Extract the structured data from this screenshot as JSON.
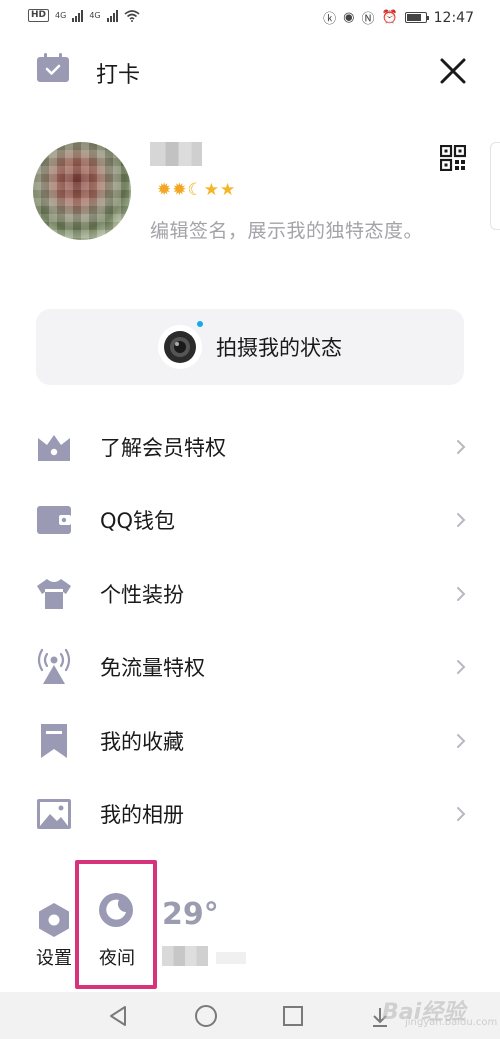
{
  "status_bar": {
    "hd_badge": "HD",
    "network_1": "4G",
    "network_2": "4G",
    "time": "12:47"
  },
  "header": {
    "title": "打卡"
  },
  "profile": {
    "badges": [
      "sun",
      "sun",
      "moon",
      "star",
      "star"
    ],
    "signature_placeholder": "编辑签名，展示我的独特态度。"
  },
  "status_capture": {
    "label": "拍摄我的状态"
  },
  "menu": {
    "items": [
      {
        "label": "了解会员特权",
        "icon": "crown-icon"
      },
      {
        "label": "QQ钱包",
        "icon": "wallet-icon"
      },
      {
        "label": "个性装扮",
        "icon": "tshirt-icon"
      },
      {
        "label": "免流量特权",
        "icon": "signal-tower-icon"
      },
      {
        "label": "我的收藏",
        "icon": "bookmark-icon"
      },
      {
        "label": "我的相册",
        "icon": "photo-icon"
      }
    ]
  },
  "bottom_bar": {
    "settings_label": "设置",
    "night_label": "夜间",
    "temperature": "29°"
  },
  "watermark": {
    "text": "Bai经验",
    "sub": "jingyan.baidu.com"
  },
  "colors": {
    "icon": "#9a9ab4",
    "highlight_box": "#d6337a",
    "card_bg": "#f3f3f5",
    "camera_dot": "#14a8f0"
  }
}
○ ○ ○
What is being asked
Reproduce each entry verbatim, excluding any embedded images.

Completed exercise
Extract the structured data from this screenshot as JSON.
{
  "status_bar": {
    "hd_badge": "HD",
    "network_1": "4G",
    "network_2": "4G",
    "time": "12:47"
  },
  "header": {
    "title": "打卡"
  },
  "profile": {
    "badges": [
      "sun",
      "sun",
      "moon",
      "star",
      "star"
    ],
    "signature_placeholder": "编辑签名，展示我的独特态度。"
  },
  "status_capture": {
    "label": "拍摄我的状态"
  },
  "menu": {
    "items": [
      {
        "label": "了解会员特权",
        "icon": "crown-icon"
      },
      {
        "label": "QQ钱包",
        "icon": "wallet-icon"
      },
      {
        "label": "个性装扮",
        "icon": "tshirt-icon"
      },
      {
        "label": "免流量特权",
        "icon": "signal-tower-icon"
      },
      {
        "label": "我的收藏",
        "icon": "bookmark-icon"
      },
      {
        "label": "我的相册",
        "icon": "photo-icon"
      }
    ]
  },
  "bottom_bar": {
    "settings_label": "设置",
    "night_label": "夜间",
    "temperature": "29°"
  },
  "watermark": {
    "text": "Bai经验",
    "sub": "jingyan.baidu.com"
  },
  "colors": {
    "icon": "#9a9ab4",
    "highlight_box": "#d6337a",
    "card_bg": "#f3f3f5",
    "camera_dot": "#14a8f0"
  }
}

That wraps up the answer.